TASK
Copy everything in the listing below word for word, apart from any images.

Dataset records
────────────────────────────────────────
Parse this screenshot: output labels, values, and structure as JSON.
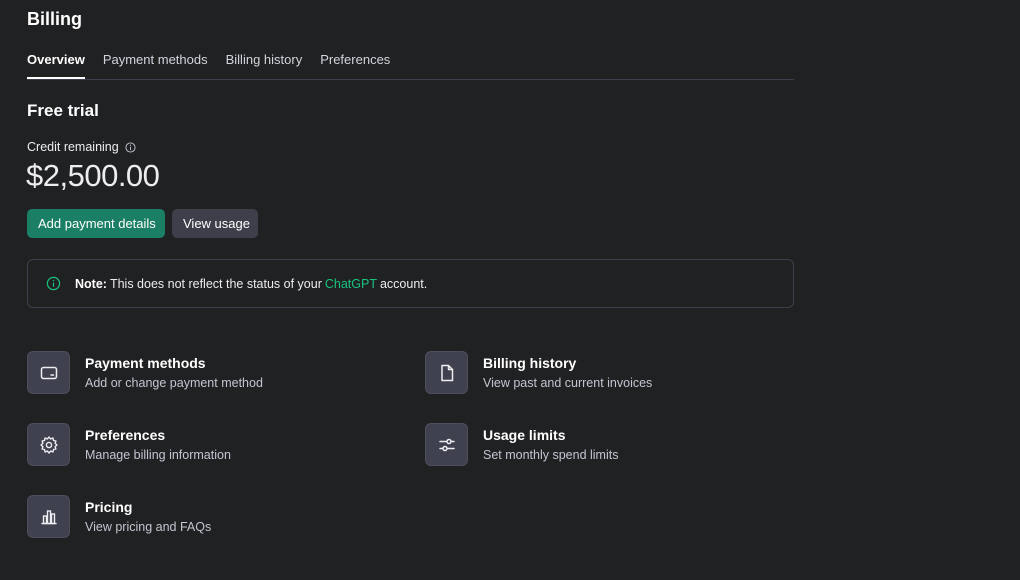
{
  "header": {
    "title": "Billing"
  },
  "tabs": [
    {
      "label": "Overview",
      "active": true
    },
    {
      "label": "Payment methods",
      "active": false
    },
    {
      "label": "Billing history",
      "active": false
    },
    {
      "label": "Preferences",
      "active": false
    }
  ],
  "plan": {
    "title": "Free trial",
    "credit_label": "Credit remaining",
    "credit_amount": "$2,500.00",
    "add_payment_label": "Add payment details",
    "view_usage_label": "View usage"
  },
  "note": {
    "bold": "Note:",
    "text_before": "This does not reflect the status of your",
    "link": "ChatGPT",
    "text_after": "account."
  },
  "cards": [
    {
      "title": "Payment methods",
      "desc": "Add or change payment method",
      "icon": "credit-card-icon"
    },
    {
      "title": "Billing history",
      "desc": "View past and current invoices",
      "icon": "document-icon"
    },
    {
      "title": "Preferences",
      "desc": "Manage billing information",
      "icon": "gear-icon"
    },
    {
      "title": "Usage limits",
      "desc": "Set monthly spend limits",
      "icon": "sliders-icon"
    },
    {
      "title": "Pricing",
      "desc": "View pricing and FAQs",
      "icon": "bar-chart-icon"
    }
  ],
  "colors": {
    "background": "#202123",
    "accent_button": "#1a7f64",
    "link": "#19c37d",
    "tile": "#40414f"
  }
}
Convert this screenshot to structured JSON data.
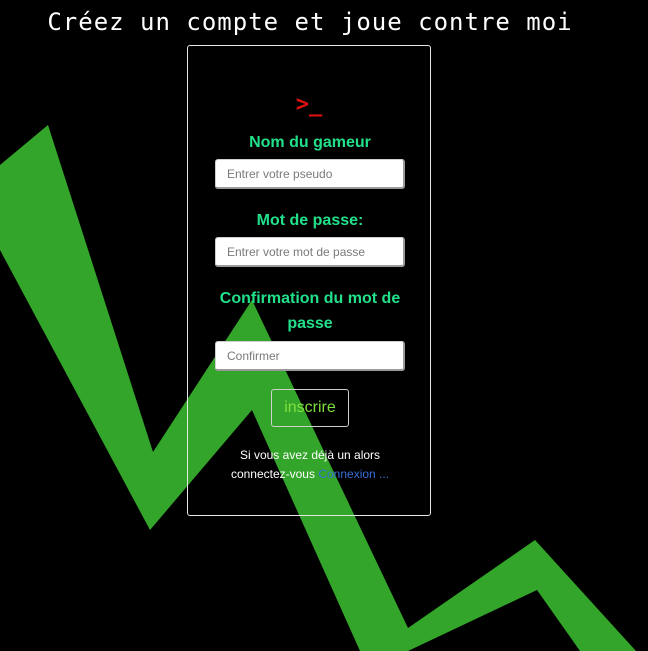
────────────────────────────────────────
RESPONSE TO THE TASK
Parse this screenshot: output labels, values, and structure as JSON.
{
  "header": {
    "title": "Billing"
  },
  "tabs": [
    {
      "label": "Overview",
      "active": true
    },
    {
      "label": "Payment methods",
      "active": false
    },
    {
      "label": "Billing history",
      "active": false
    },
    {
      "label": "Preferences",
      "active": false
    }
  ],
  "plan": {
    "title": "Free trial",
    "credit_label": "Credit remaining",
    "credit_amount": "$2,500.00",
    "add_payment_label": "Add payment details",
    "view_usage_label": "View usage"
  },
  "note": {
    "bold": "Note:",
    "text_before": "This does not reflect the status of your",
    "link": "ChatGPT",
    "text_after": "account."
  },
  "cards": [
    {
      "title": "Payment methods",
      "desc": "Add or change payment method",
      "icon": "credit-card-icon"
    },
    {
      "title": "Billing history",
      "desc": "View past and current invoices",
      "icon": "document-icon"
    },
    {
      "title": "Preferences",
      "desc": "Manage billing information",
      "icon": "gear-icon"
    },
    {
      "title": "Usage limits",
      "desc": "Set monthly spend limits",
      "icon": "sliders-icon"
    },
    {
      "title": "Pricing",
      "desc": "View pricing and FAQs",
      "icon": "bar-chart-icon"
    }
  ],
  "colors": {
    "background": "#202123",
    "accent_button": "#1a7f64",
    "link": "#19c37d",
    "tile": "#40414f"
  }
}
Convert this screenshot to structured JSON data.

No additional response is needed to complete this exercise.